--- Start Material provided ---

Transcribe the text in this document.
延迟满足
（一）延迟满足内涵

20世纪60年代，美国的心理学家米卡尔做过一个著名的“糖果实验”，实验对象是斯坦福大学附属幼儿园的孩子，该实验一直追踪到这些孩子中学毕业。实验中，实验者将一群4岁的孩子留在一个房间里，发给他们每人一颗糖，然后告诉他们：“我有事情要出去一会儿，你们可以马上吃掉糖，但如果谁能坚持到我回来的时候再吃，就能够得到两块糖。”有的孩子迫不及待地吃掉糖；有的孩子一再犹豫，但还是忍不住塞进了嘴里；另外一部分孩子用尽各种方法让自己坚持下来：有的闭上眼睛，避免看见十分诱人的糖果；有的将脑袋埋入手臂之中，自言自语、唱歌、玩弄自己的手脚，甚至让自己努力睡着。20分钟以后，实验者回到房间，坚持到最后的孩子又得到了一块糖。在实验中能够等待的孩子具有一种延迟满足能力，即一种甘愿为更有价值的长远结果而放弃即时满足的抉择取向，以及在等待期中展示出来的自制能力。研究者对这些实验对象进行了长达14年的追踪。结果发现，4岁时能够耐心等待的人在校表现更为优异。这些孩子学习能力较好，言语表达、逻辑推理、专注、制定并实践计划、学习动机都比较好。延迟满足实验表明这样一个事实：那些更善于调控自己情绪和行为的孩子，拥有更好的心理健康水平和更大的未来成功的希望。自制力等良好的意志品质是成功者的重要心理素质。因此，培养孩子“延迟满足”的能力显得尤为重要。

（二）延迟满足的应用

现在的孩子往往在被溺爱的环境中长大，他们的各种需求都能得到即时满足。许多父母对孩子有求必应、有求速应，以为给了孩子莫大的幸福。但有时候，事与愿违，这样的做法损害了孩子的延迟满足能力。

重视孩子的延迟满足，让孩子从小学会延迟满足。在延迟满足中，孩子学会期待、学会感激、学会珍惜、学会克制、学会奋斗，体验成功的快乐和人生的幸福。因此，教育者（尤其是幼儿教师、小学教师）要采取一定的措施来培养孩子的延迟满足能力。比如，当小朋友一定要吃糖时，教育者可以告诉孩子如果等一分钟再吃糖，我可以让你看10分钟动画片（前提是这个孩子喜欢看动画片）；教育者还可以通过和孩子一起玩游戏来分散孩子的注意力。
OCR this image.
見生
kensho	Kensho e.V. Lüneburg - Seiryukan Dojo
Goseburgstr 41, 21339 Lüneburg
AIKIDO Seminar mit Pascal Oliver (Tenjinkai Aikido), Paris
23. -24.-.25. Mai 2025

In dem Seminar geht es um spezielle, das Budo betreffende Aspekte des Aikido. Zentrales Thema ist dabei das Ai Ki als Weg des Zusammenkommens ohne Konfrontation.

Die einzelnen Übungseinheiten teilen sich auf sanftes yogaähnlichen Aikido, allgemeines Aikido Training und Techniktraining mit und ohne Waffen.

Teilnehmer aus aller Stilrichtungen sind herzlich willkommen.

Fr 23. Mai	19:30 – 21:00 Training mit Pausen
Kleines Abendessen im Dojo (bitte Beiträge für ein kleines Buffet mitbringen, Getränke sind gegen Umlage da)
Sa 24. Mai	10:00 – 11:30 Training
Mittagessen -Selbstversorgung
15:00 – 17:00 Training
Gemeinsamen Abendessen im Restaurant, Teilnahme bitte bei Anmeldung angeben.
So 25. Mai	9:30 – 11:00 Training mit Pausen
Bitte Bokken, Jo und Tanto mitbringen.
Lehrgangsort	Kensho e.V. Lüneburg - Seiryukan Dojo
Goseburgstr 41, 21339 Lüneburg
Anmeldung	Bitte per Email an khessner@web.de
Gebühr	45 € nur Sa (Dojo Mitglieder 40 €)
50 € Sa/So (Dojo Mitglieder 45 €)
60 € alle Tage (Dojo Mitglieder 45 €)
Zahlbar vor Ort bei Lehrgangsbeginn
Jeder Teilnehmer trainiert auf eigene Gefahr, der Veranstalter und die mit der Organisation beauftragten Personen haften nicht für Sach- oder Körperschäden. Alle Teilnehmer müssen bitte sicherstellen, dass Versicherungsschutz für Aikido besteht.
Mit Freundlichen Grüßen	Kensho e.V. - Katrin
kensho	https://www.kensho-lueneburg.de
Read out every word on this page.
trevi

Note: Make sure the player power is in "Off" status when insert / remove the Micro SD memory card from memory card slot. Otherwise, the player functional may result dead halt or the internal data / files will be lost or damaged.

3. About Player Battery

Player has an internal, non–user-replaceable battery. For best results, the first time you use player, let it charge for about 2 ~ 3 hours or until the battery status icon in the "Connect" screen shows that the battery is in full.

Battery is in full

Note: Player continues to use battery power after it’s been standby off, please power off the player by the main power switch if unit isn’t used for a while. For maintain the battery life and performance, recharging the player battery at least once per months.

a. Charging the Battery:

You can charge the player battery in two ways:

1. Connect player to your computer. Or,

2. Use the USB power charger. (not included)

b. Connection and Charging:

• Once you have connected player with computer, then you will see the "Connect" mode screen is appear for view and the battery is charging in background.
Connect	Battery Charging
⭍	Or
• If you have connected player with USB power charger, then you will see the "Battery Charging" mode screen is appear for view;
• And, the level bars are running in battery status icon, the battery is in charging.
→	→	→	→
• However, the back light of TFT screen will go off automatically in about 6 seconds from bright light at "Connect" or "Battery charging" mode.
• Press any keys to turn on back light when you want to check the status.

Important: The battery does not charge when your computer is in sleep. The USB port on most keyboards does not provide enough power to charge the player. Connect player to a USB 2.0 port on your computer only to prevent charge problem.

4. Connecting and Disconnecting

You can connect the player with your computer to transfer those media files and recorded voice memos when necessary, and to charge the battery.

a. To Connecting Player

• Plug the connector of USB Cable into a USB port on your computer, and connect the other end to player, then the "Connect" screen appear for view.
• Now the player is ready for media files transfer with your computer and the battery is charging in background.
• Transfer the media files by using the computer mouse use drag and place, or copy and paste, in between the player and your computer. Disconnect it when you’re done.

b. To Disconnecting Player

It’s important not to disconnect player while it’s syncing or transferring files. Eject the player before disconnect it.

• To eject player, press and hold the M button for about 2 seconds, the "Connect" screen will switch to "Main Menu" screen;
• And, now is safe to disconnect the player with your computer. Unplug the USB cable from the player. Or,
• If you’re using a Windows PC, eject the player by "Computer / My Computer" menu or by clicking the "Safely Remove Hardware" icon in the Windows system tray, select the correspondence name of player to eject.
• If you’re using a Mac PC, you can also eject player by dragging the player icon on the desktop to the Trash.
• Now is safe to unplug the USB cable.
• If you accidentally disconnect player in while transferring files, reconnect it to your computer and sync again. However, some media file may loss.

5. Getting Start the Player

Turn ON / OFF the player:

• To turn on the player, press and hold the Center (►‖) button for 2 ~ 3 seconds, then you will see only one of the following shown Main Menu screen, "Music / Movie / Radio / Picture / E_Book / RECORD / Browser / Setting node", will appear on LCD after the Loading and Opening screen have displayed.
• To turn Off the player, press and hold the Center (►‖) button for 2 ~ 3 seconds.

--- End Material provided ---

The entries above should be repeated exactly, every one of them.

Transcribe the text in this document.
延迟满足
（一）延迟满足内涵

20世纪60年代，美国的心理学家米卡尔做过一个著名的“糖果实验”，实验对象是斯坦福大学附属幼儿园的孩子，该实验一直追踪到这些孩子中学毕业。实验中，实验者将一群4岁的孩子留在一个房间里，发给他们每人一颗糖，然后告诉他们：“我有事情要出去一会儿，你们可以马上吃掉糖，但如果谁能坚持到我回来的时候再吃，就能够得到两块糖。”有的孩子迫不及待地吃掉糖；有的孩子一再犹豫，但还是忍不住塞进了嘴里；另外一部分孩子用尽各种方法让自己坚持下来：有的闭上眼睛，避免看见十分诱人的糖果；有的将脑袋埋入手臂之中，自言自语、唱歌、玩弄自己的手脚，甚至让自己努力睡着。20分钟以后，实验者回到房间，坚持到最后的孩子又得到了一块糖。在实验中能够等待的孩子具有一种延迟满足能力，即一种甘愿为更有价值的长远结果而放弃即时满足的抉择取向，以及在等待期中展示出来的自制能力。研究者对这些实验对象进行了长达14年的追踪。结果发现，4岁时能够耐心等待的人在校表现更为优异。这些孩子学习能力较好，言语表达、逻辑推理、专注、制定并实践计划、学习动机都比较好。延迟满足实验表明这样一个事实：那些更善于调控自己情绪和行为的孩子，拥有更好的心理健康水平和更大的未来成功的希望。自制力等良好的意志品质是成功者的重要心理素质。因此，培养孩子“延迟满足”的能力显得尤为重要。

（二）延迟满足的应用

现在的孩子往往在被溺爱的环境中长大，他们的各种需求都能得到即时满足。许多父母对孩子有求必应、有求速应，以为给了孩子莫大的幸福。但有时候，事与愿违，这样的做法损害了孩子的延迟满足能力。

重视孩子的延迟满足，让孩子从小学会延迟满足。在延迟满足中，孩子学会期待、学会感激、学会珍惜、学会克制、学会奋斗，体验成功的快乐和人生的幸福。因此，教育者（尤其是幼儿教师、小学教师）要采取一定的措施来培养孩子的延迟满足能力。比如，当小朋友一定要吃糖时，教育者可以告诉孩子如果等一分钟再吃糖，我可以让你看10分钟动画片（前提是这个孩子喜欢看动画片）；教育者还可以通过和孩子一起玩游戏来分散孩子的注意力。
OCR this image.
見生
kensho	Kensho e.V. Lüneburg - Seiryukan Dojo
Goseburgstr 41, 21339 Lüneburg
AIKIDO Seminar mit Pascal Oliver (Tenjinkai Aikido), Paris
23. -24.-.25. Mai 2025

In dem Seminar geht es um spezielle, das Budo betreffende Aspekte des Aikido. Zentrales Thema ist dabei das Ai Ki als Weg des Zusammenkommens ohne Konfrontation.

Die einzelnen Übungseinheiten teilen sich auf sanftes yogaähnlichen Aikido, allgemeines Aikido Training und Techniktraining mit und ohne Waffen.

Teilnehmer aus aller Stilrichtungen sind herzlich willkommen.

Fr 23. Mai	19:30 – 21:00 Training mit Pausen
Kleines Abendessen im Dojo (bitte Beiträge für ein kleines Buffet mitbringen, Getränke sind gegen Umlage da)
Sa 24. Mai	10:00 – 11:30 Training
Mittagessen -Selbstversorgung
15:00 – 17:00 Training
Gemeinsamen Abendessen im Restaurant, Teilnahme bitte bei Anmeldung angeben.
So 25. Mai	9:30 – 11:00 Training mit Pausen
Bitte Bokken, Jo und Tanto mitbringen.
Lehrgangsort	Kensho e.V. Lüneburg - Seiryukan Dojo
Goseburgstr 41, 21339 Lüneburg
Anmeldung	Bitte per Email an khessner@web.de
Gebühr	45 € nur Sa (Dojo Mitglieder 40 €)
50 € Sa/So (Dojo Mitglieder 45 €)
60 € alle Tage (Dojo Mitglieder 45 €)
Zahlbar vor Ort bei Lehrgangsbeginn
Jeder Teilnehmer trainiert auf eigene Gefahr, der Veranstalter und die mit der Organisation beauftragten Personen haften nicht für Sach- oder Körperschäden. Alle Teilnehmer müssen bitte sicherstellen, dass Versicherungsschutz für Aikido besteht.
Mit Freundlichen Grüßen	Kensho e.V. - Katrin
kensho	https://www.kensho-lueneburg.de
Read out every word on this page.
trevi

Note: Make sure the player power is in "Off" status when insert / remove the Micro SD memory card from memory card slot. Otherwise, the player functional may result dead halt or the internal data / files will be lost or damaged.

3. About Player Battery

Player has an internal, non–user-replaceable battery. For best results, the first time you use player, let it charge for about 2 ~ 3 hours or until the battery status icon in the "Connect" screen shows that the battery is in full.

Battery is in full

Note: Player continues to use battery power after it’s been standby off, please power off the player by the main power switch if unit isn’t used for a while. For maintain the battery life and performance, recharging the player battery at least once per months.

a. Charging the Battery:

You can charge the player battery in two ways:

1. Connect player to your computer. Or,

2. Use the USB power charger. (not included)

b. Connection and Charging:

• Once you have connected player with computer, then you will see the "Connect" mode screen is appear for view and the battery is charging in background.
Connect	Battery Charging
⭍	Or
• If you have connected player with USB power charger, then you will see the "Battery Charging" mode screen is appear for view;
• And, the level bars are running in battery status icon, the battery is in charging.
→	→	→	→
• However, the back light of TFT screen will go off automatically in about 6 seconds from bright light at "Connect" or "Battery charging" mode.
• Press any keys to turn on back light when you want to check the status.

Important: The battery does not charge when your computer is in sleep. The USB port on most keyboards does not provide enough power to charge the player. Connect player to a USB 2.0 port on your computer only to prevent charge problem.

4. Connecting and Disconnecting

You can connect the player with your computer to transfer those media files and recorded voice memos when necessary, and to charge the battery.

a. To Connecting Player

• Plug the connector of USB Cable into a USB port on your computer, and connect the other end to player, then the "Connect" screen appear for view.
• Now the player is ready for media files transfer with your computer and the battery is charging in background.
• Transfer the media files by using the computer mouse use drag and place, or copy and paste, in between the player and your computer. Disconnect it when you’re done.

b. To Disconnecting Player

It’s important not to disconnect player while it’s syncing or transferring files. Eject the player before disconnect it.

• To eject player, press and hold the M button for about 2 seconds, the "Connect" screen will switch to "Main Menu" screen;
• And, now is safe to disconnect the player with your computer. Unplug the USB cable from the player. Or,
• If you’re using a Windows PC, eject the player by "Computer / My Computer" menu or by clicking the "Safely Remove Hardware" icon in the Windows system tray, select the correspondence name of player to eject.
• If you’re using a Mac PC, you can also eject player by dragging the player icon on the desktop to the Trash.
• Now is safe to unplug the USB cable.
• If you accidentally disconnect player in while transferring files, reconnect it to your computer and sync again. However, some media file may loss.

5. Getting Start the Player

Turn ON / OFF the player:

• To turn on the player, press and hold the Center (►‖) button for 2 ~ 3 seconds, then you will see only one of the following shown Main Menu screen, "Music / Movie / Radio / Picture / E_Book / RECORD / Browser / Setting node", will appear on LCD after the Loading and Opening screen have displayed.
• To turn Off the player, press and hold the Center (►‖) button for 2 ~ 3 seconds.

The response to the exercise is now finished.